• _EXERCISE TASK_: Everything from the line containing "Read this page and output its text content." through the last line of the records must be returned verbatim, and nothing outside that range.

[START OF RECORD SET]

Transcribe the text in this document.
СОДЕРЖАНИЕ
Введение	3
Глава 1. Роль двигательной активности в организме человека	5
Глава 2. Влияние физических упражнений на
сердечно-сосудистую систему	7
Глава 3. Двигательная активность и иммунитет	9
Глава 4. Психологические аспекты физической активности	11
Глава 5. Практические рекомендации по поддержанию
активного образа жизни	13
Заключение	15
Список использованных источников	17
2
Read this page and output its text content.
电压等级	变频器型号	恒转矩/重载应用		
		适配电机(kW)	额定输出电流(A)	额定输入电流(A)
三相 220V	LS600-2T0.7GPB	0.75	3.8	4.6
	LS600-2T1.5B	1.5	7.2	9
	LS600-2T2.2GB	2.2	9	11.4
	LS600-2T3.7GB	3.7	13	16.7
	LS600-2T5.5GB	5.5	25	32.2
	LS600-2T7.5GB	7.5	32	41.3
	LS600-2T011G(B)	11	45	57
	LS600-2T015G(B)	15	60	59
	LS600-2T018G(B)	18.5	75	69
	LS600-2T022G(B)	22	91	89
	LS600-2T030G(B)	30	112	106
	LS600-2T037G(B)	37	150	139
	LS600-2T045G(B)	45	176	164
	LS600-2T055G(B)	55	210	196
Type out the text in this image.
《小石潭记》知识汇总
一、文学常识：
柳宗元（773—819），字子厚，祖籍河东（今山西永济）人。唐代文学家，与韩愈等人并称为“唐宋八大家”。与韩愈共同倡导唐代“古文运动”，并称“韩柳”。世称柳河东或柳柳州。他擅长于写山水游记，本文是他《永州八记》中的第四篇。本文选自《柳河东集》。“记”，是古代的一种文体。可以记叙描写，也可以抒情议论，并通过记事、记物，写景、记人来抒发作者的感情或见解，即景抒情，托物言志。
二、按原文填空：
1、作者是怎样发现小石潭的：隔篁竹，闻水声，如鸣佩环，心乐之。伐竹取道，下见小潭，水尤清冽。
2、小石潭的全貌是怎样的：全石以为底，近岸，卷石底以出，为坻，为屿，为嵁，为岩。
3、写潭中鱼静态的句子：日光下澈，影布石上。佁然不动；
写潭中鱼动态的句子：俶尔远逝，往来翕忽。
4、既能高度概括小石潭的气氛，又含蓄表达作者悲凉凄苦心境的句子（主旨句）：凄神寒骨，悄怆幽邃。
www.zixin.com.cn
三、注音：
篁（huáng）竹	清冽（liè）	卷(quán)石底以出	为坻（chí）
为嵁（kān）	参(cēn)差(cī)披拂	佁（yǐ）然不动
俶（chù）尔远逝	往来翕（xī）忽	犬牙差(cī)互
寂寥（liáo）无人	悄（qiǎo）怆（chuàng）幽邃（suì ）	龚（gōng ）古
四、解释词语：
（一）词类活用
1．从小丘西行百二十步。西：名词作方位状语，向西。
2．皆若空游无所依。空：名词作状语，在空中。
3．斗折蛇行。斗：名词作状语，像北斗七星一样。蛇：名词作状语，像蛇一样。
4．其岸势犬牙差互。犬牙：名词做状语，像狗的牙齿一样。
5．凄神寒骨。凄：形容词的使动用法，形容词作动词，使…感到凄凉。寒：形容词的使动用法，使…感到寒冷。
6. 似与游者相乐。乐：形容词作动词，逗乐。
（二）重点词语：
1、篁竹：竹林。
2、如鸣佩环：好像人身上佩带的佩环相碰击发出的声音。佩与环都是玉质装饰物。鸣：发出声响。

[END OF RECORD SET]

• _THE SOLUTION_:
Read this page and output its text content.
电压等级	变频器型号	恒转矩/重载应用		
		适配电机(kW)	额定输出电流(A)	额定输入电流(A)
三相 220V	LS600-2T0.7GPB	0.75	3.8	4.6
	LS600-2T1.5B	1.5	7.2	9
	LS600-2T2.2GB	2.2	9	11.4
	LS600-2T3.7GB	3.7	13	16.7
	LS600-2T5.5GB	5.5	25	32.2
	LS600-2T7.5GB	7.5	32	41.3
	LS600-2T011G(B)	11	45	57
	LS600-2T015G(B)	15	60	59
	LS600-2T018G(B)	18.5	75	69
	LS600-2T022G(B)	22	91	89
	LS600-2T030G(B)	30	112	106
	LS600-2T037G(B)	37	150	139
	LS600-2T045G(B)	45	176	164
	LS600-2T055G(B)	55	210	196
Type out the text in this image.
《小石潭记》知识汇总
一、文学常识：
柳宗元（773—819），字子厚，祖籍河东（今山西永济）人。唐代文学家，与韩愈等人并称为“唐宋八大家”。与韩愈共同倡导唐代“古文运动”，并称“韩柳”。世称柳河东或柳柳州。他擅长于写山水游记，本文是他《永州八记》中的第四篇。本文选自《柳河东集》。“记”，是古代的一种文体。可以记叙描写，也可以抒情议论，并通过记事、记物，写景、记人来抒发作者的感情或见解，即景抒情，托物言志。
二、按原文填空：
1、作者是怎样发现小石潭的：隔篁竹，闻水声，如鸣佩环，心乐之。伐竹取道，下见小潭，水尤清冽。
2、小石潭的全貌是怎样的：全石以为底，近岸，卷石底以出，为坻，为屿，为嵁，为岩。
3、写潭中鱼静态的句子：日光下澈，影布石上。佁然不动；
写潭中鱼动态的句子：俶尔远逝，往来翕忽。
4、既能高度概括小石潭的气氛，又含蓄表达作者悲凉凄苦心境的句子（主旨句）：凄神寒骨，悄怆幽邃。
www.zixin.com.cn
三、注音：
篁（huáng）竹	清冽（liè）	卷(quán)石底以出	为坻（chí）
为嵁（kān）	参(cēn)差(cī)披拂	佁（yǐ）然不动
俶（chù）尔远逝	往来翕（xī）忽	犬牙差(cī)互
寂寥（liáo）无人	悄（qiǎo）怆（chuàng）幽邃（suì ）	龚（gōng ）古
四、解释词语：
（一）词类活用
1．从小丘西行百二十步。西：名词作方位状语，向西。
2．皆若空游无所依。空：名词作状语，在空中。
3．斗折蛇行。斗：名词作状语，像北斗七星一样。蛇：名词作状语，像蛇一样。
4．其岸势犬牙差互。犬牙：名词做状语，像狗的牙齿一样。
5．凄神寒骨。凄：形容词的使动用法，形容词作动词，使…感到凄凉。寒：形容词的使动用法，使…感到寒冷。
6. 似与游者相乐。乐：形容词作动词，逗乐。
（二）重点词语：
1、篁竹：竹林。
2、如鸣佩环：好像人身上佩带的佩环相碰击发出的声音。佩与环都是玉质装饰物。鸣：发出声响。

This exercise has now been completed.